> [Extracted records]
## Begin
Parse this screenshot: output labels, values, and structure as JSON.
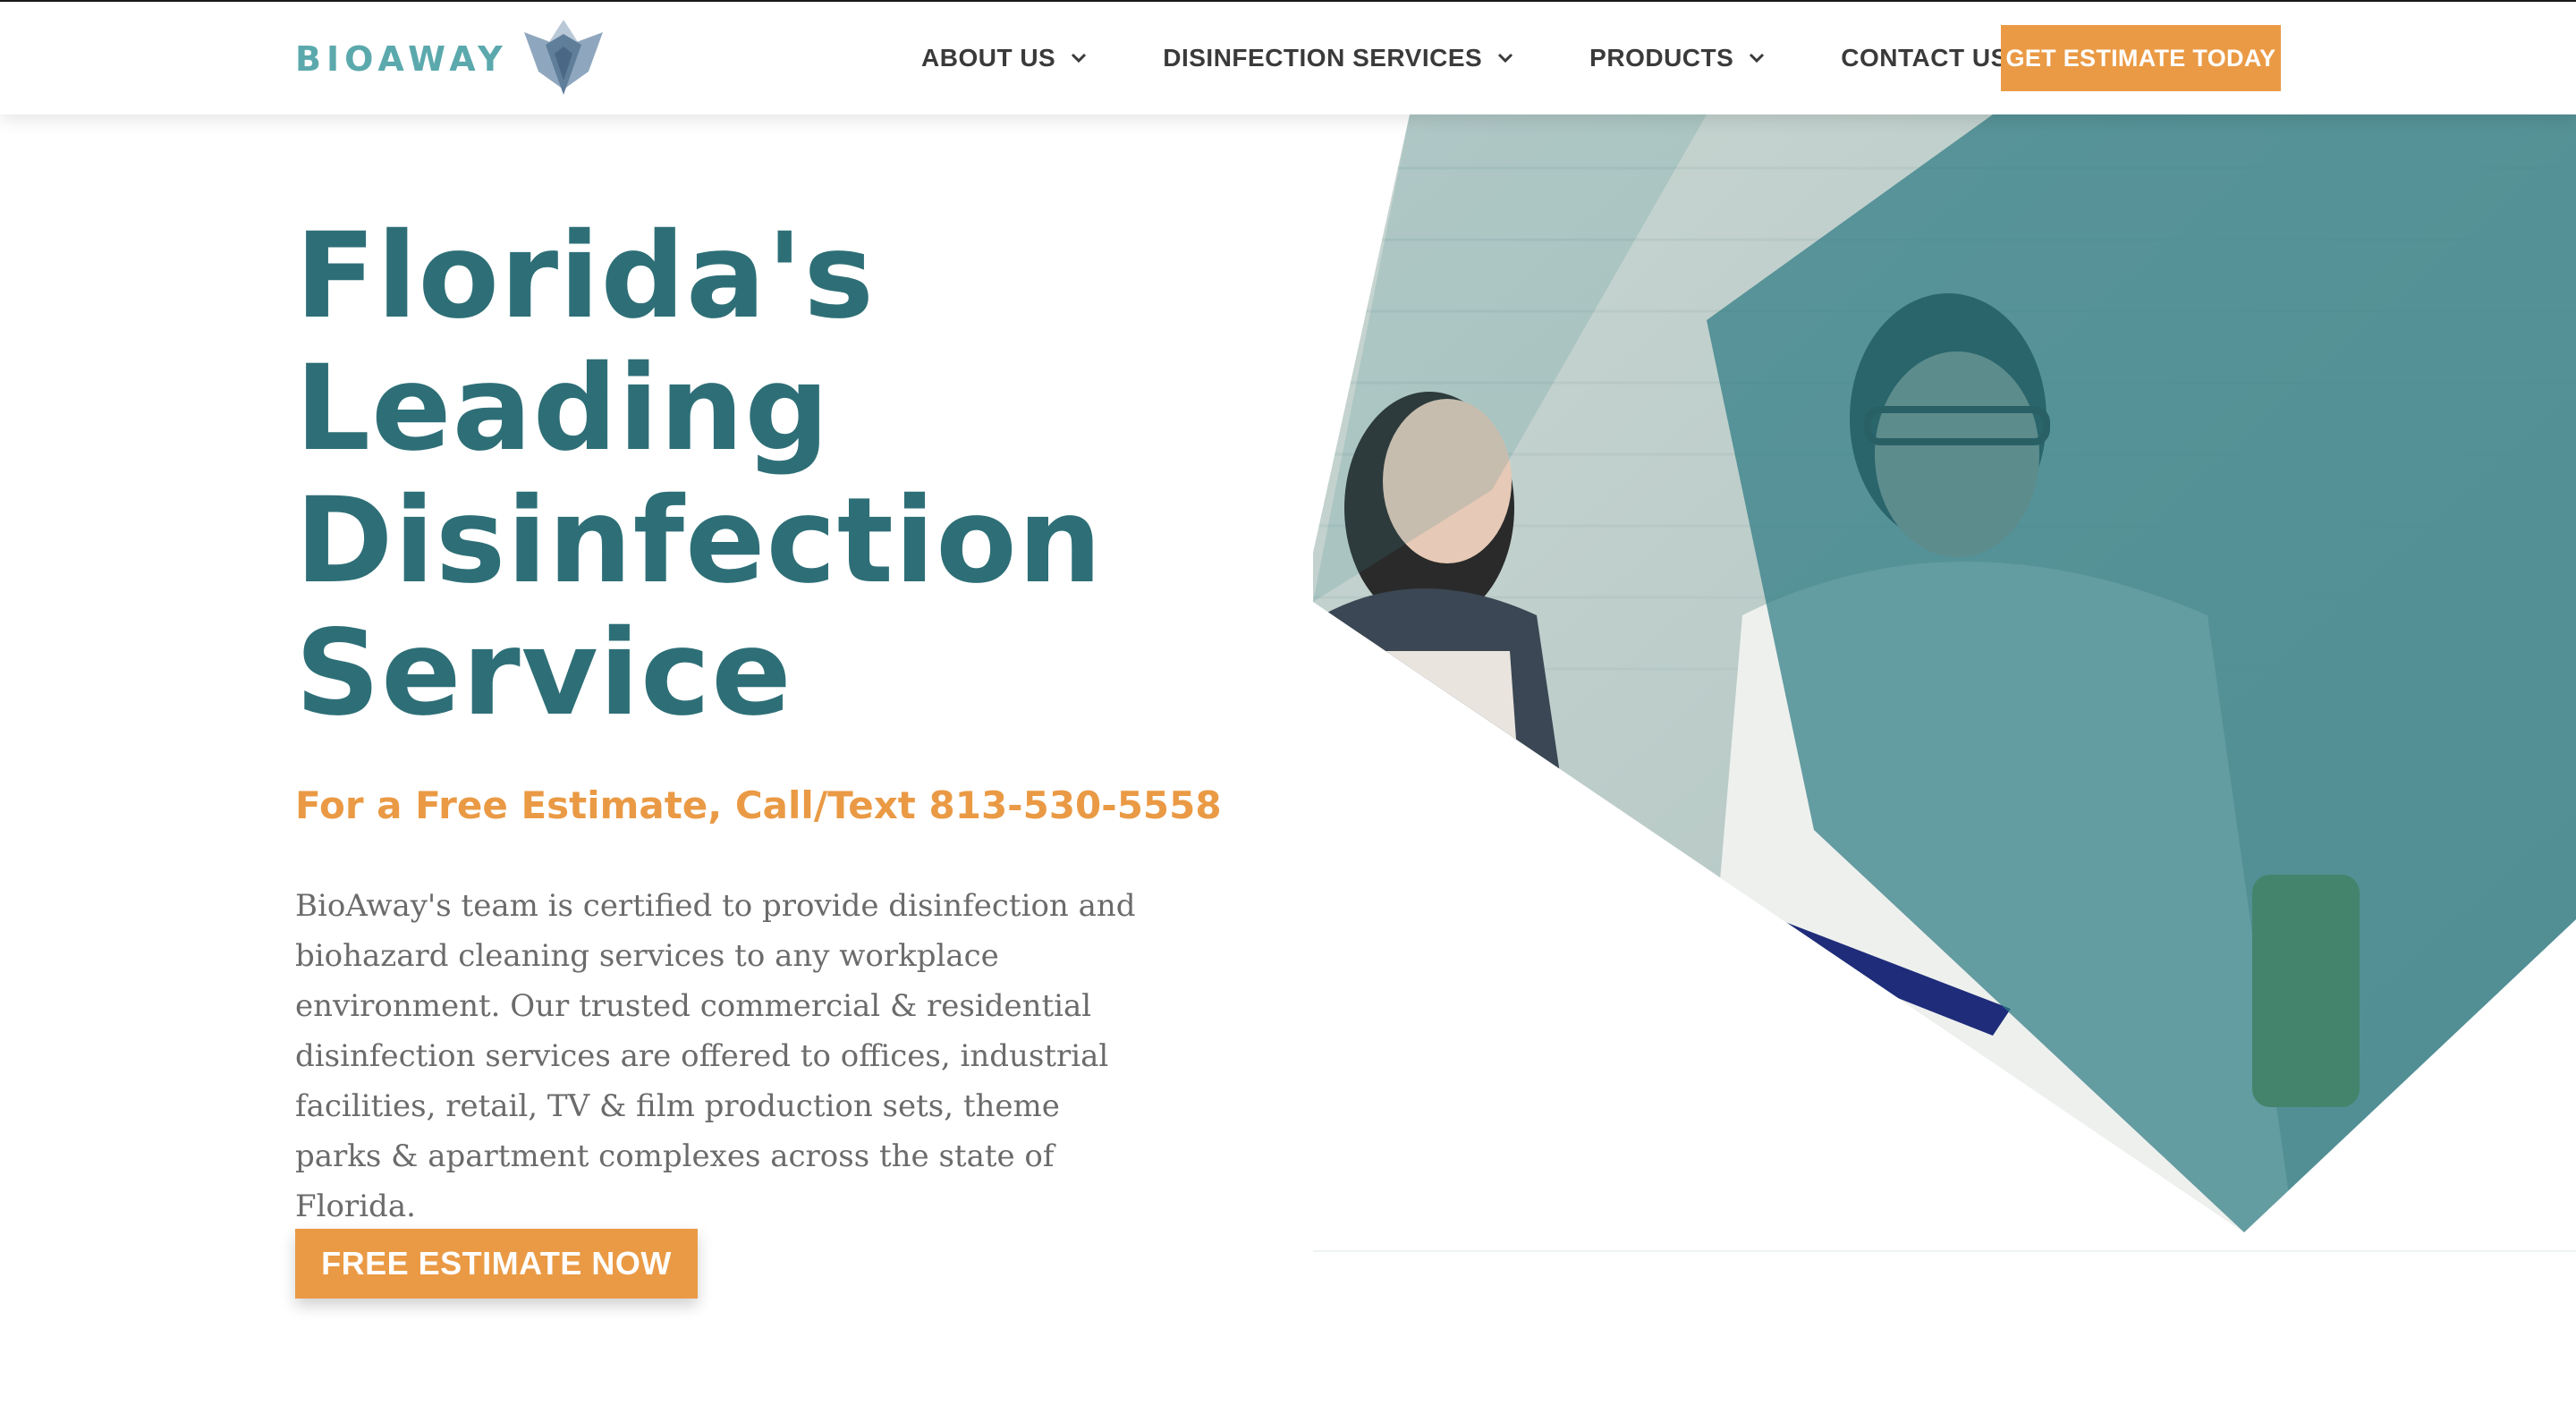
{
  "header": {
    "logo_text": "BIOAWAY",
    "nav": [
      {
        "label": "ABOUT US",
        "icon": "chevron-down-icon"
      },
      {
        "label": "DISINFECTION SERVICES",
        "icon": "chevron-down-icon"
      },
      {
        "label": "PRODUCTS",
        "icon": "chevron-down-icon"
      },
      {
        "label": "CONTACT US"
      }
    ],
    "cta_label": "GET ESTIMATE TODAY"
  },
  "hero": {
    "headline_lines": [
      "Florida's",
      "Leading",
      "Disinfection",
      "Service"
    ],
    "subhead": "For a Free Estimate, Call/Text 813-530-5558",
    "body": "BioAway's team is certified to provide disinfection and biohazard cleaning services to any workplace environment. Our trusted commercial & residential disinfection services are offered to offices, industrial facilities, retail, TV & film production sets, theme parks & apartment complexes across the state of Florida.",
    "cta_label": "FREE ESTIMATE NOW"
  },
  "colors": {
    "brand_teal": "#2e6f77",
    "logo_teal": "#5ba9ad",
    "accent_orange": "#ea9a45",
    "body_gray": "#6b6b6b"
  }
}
## End
> [Your objective]
Make an exact copy of the records shown above, without the pictures.

> [Answer to this task]
Parse this screenshot: output labels, values, and structure as JSON.
{
  "header": {
    "logo_text": "BIOAWAY",
    "nav": [
      {
        "label": "ABOUT US",
        "icon": "chevron-down-icon"
      },
      {
        "label": "DISINFECTION SERVICES",
        "icon": "chevron-down-icon"
      },
      {
        "label": "PRODUCTS",
        "icon": "chevron-down-icon"
      },
      {
        "label": "CONTACT US"
      }
    ],
    "cta_label": "GET ESTIMATE TODAY"
  },
  "hero": {
    "headline_lines": [
      "Florida's",
      "Leading",
      "Disinfection",
      "Service"
    ],
    "subhead": "For a Free Estimate, Call/Text 813-530-5558",
    "body": "BioAway's team is certified to provide disinfection and biohazard cleaning services to any workplace environment. Our trusted commercial & residential disinfection services are offered to offices, industrial facilities, retail, TV & film production sets, theme parks & apartment complexes across the state of Florida.",
    "cta_label": "FREE ESTIMATE NOW"
  },
  "colors": {
    "brand_teal": "#2e6f77",
    "logo_teal": "#5ba9ad",
    "accent_orange": "#ea9a45",
    "body_gray": "#6b6b6b"
  }
}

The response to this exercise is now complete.